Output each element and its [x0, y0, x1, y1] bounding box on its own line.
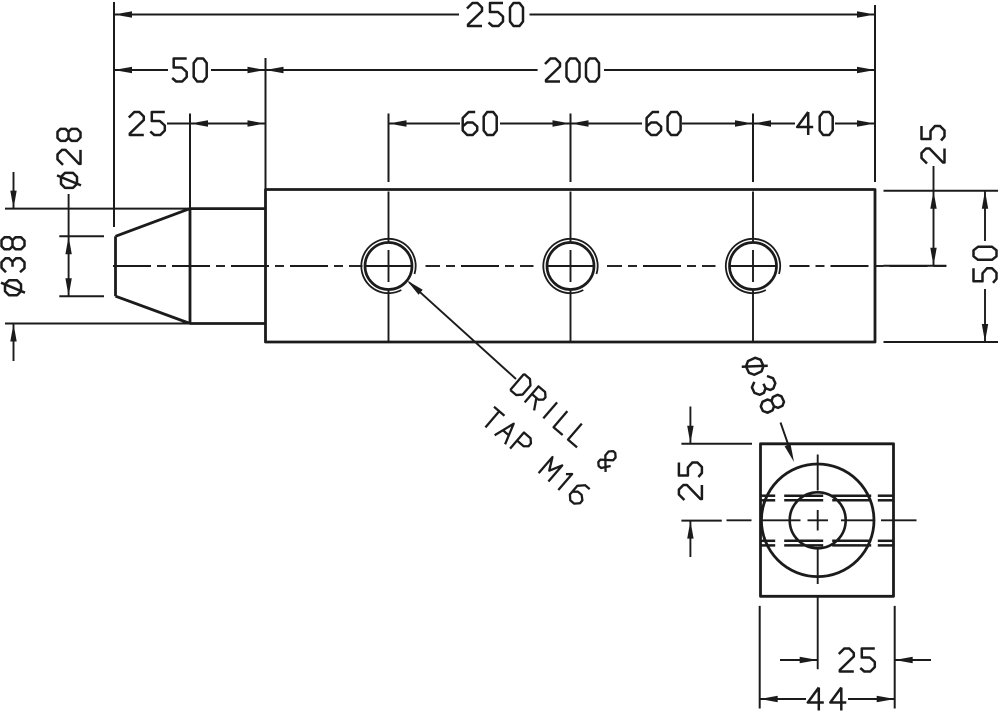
ext line right top [884, 190, 999, 192]
dim 25 top-left [167, 123, 266, 125]
hole 3 centreline vertical [752, 192, 754, 242]
dim 50 line [114, 69, 168, 71]
leader line phi38 [781, 423, 792, 455]
note text line 2 [480, 407, 591, 507]
dim 44 [760, 698, 806, 700]
ext line end view bottom-left [759, 606, 761, 709]
dim text 250 [467, 3, 523, 26]
ext line right axis [884, 265, 947, 267]
part body outline [266, 190, 876, 343]
dim phi38 arrows [13, 172, 15, 209]
phi28 ext tick bottom [59, 295, 104, 297]
ext line end view bottom-right [894, 606, 896, 709]
dim 25 end view left [689, 407, 691, 444]
extension line left end (x=114) [113, 2, 115, 227]
extension line hole 1 [388, 114, 390, 183]
dim text phi28 [57, 129, 81, 188]
dim 200 line [266, 69, 538, 71]
dim 60 second [571, 123, 643, 125]
taper bottom slant [116, 296, 191, 323]
dim text 40 [797, 112, 833, 135]
end view vertical centreline [817, 455, 819, 491]
hole 2 tap drill circle [547, 243, 594, 290]
extension line right end (x=875) [874, 5, 876, 182]
hole 3 thread arc [726, 239, 780, 293]
dim 250 line [114, 14, 459, 16]
dim 50 right [984, 191, 986, 241]
hole 1 centreline vertical [388, 192, 390, 242]
label phi38 end view [741, 354, 786, 414]
dim 25 right [933, 166, 935, 266]
tip face [114, 236, 117, 296]
dim text 25 end view [679, 463, 702, 501]
hole 2 thread arc [543, 239, 597, 293]
ext line bottom of neck, to left edge [5, 323, 190, 325]
neck bottom edge [190, 322, 266, 325]
end view horizontal centreline [727, 519, 752, 521]
hidden lines cross hole upper [761, 494, 775, 497]
dim text 50 [172, 59, 207, 82]
hole 1 tap drill circle [365, 243, 412, 290]
taper top slant [116, 209, 191, 237]
hole 2 centreline vertical [570, 192, 572, 242]
extension line hole 3 [752, 114, 754, 183]
dim phi28 line [68, 194, 70, 296]
dim text 200 [545, 59, 599, 82]
leader line drill/tap [409, 282, 516, 379]
ext line right bottom [884, 341, 999, 343]
dim 40 [753, 123, 795, 125]
dim text 25 bottom [839, 649, 875, 672]
main centreline [113, 265, 151, 267]
end view tap hole circle [790, 492, 846, 548]
dim text 25 [129, 112, 165, 135]
note text line 1 [510, 374, 619, 472]
ext line end view axis-left [681, 520, 721, 522]
end view square [761, 444, 894, 597]
dim text 25 right [922, 126, 945, 164]
dim text 60 [463, 112, 497, 135]
extension line hole 2 [570, 114, 572, 183]
end view phi38 circle [761, 464, 874, 577]
ext line end view top-left [681, 443, 752, 445]
taper/neck junction edge [189, 209, 192, 324]
hole 3 tap drill circle [730, 243, 777, 290]
phi28 ext tick top [59, 235, 104, 237]
end view centre cross [808, 519, 829, 521]
dim 25 end view bottom [780, 659, 818, 661]
hole 1 thread arc [361, 239, 415, 293]
ext line top of neck, to left edge [5, 208, 190, 210]
dim text 60 second [647, 112, 681, 135]
dim text 50 right [974, 247, 997, 283]
dim text phi38 [1, 237, 25, 295]
neck top edge [190, 207, 266, 210]
dim text 44 [808, 688, 847, 711]
extension line x=190 (25 dim) [189, 114, 191, 209]
dim 60 first [389, 123, 461, 125]
extension line x=265.5 (50/200 boundary) [265, 58, 267, 190]
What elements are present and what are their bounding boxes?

• _Work required_:
Copy all the lines above word for word, leaving out the picture.

• _Result below_:
Output each element and its [x0, y0, x1, y1] bounding box on its own line.
ext line right top [884, 190, 999, 192]
dim 25 top-left [167, 123, 266, 125]
hole 3 centreline vertical [752, 192, 754, 242]
dim 50 line [114, 69, 168, 71]
leader line phi38 [781, 423, 792, 455]
note text line 2 [480, 407, 591, 507]
dim 44 [760, 698, 806, 700]
ext line end view bottom-left [759, 606, 761, 709]
dim text 250 [467, 3, 523, 26]
ext line right axis [884, 265, 947, 267]
part body outline [266, 190, 876, 343]
dim phi38 arrows [13, 172, 15, 209]
phi28 ext tick bottom [59, 295, 104, 297]
ext line end view bottom-right [894, 606, 896, 709]
dim 25 end view left [689, 407, 691, 444]
extension line left end (x=114) [113, 2, 115, 227]
extension line hole 1 [388, 114, 390, 183]
dim text phi28 [57, 129, 81, 188]
dim 200 line [266, 69, 538, 71]
dim 60 second [571, 123, 643, 125]
taper bottom slant [116, 296, 191, 323]
dim text 40 [797, 112, 833, 135]
end view vertical centreline [817, 455, 819, 491]
hole 2 tap drill circle [547, 243, 594, 290]
extension line right end (x=875) [874, 5, 876, 182]
hole 3 thread arc [726, 239, 780, 293]
dim 250 line [114, 14, 459, 16]
dim 50 right [984, 191, 986, 241]
hole 1 centreline vertical [388, 192, 390, 242]
label phi38 end view [741, 354, 786, 414]
dim 25 right [933, 166, 935, 266]
tip face [114, 236, 117, 296]
dim text 25 end view [679, 463, 702, 501]
hole 2 thread arc [543, 239, 597, 293]
ext line bottom of neck, to left edge [5, 323, 190, 325]
neck bottom edge [190, 322, 266, 325]
end view horizontal centreline [727, 519, 752, 521]
hidden lines cross hole upper [761, 494, 775, 497]
dim text 50 [172, 59, 207, 82]
hole 1 tap drill circle [365, 243, 412, 290]
taper top slant [116, 209, 191, 237]
hole 2 centreline vertical [570, 192, 572, 242]
extension line hole 3 [752, 114, 754, 183]
dim phi28 line [68, 194, 70, 296]
dim text 200 [545, 59, 599, 82]
leader line drill/tap [409, 282, 516, 379]
ext line right bottom [884, 341, 999, 343]
dim 40 [753, 123, 795, 125]
dim text 25 bottom [839, 649, 875, 672]
main centreline [113, 265, 151, 267]
end view tap hole circle [790, 492, 846, 548]
dim text 25 [129, 112, 165, 135]
note text line 1 [510, 374, 619, 472]
ext line end view axis-left [681, 520, 721, 522]
end view square [761, 444, 894, 597]
dim text 25 right [922, 126, 945, 164]
dim text 60 [463, 112, 497, 135]
extension line hole 2 [570, 114, 572, 183]
end view phi38 circle [761, 464, 874, 577]
ext line end view top-left [681, 443, 752, 445]
taper/neck junction edge [189, 209, 192, 324]
hole 3 tap drill circle [730, 243, 777, 290]
phi28 ext tick top [59, 235, 104, 237]
end view centre cross [808, 519, 829, 521]
dim 25 end view bottom [780, 659, 818, 661]
hole 1 thread arc [361, 239, 415, 293]
ext line top of neck, to left edge [5, 208, 190, 210]
dim text 60 second [647, 112, 681, 135]
dim text 50 right [974, 247, 997, 283]
dim text phi38 [1, 237, 25, 295]
neck top edge [190, 207, 266, 210]
dim text 44 [808, 688, 847, 711]
extension line x=190 (25 dim) [189, 114, 191, 209]
dim 60 first [389, 123, 461, 125]
extension line x=265.5 (50/200 boundary) [265, 58, 267, 190]
What elements are present and what are their bounding boxes?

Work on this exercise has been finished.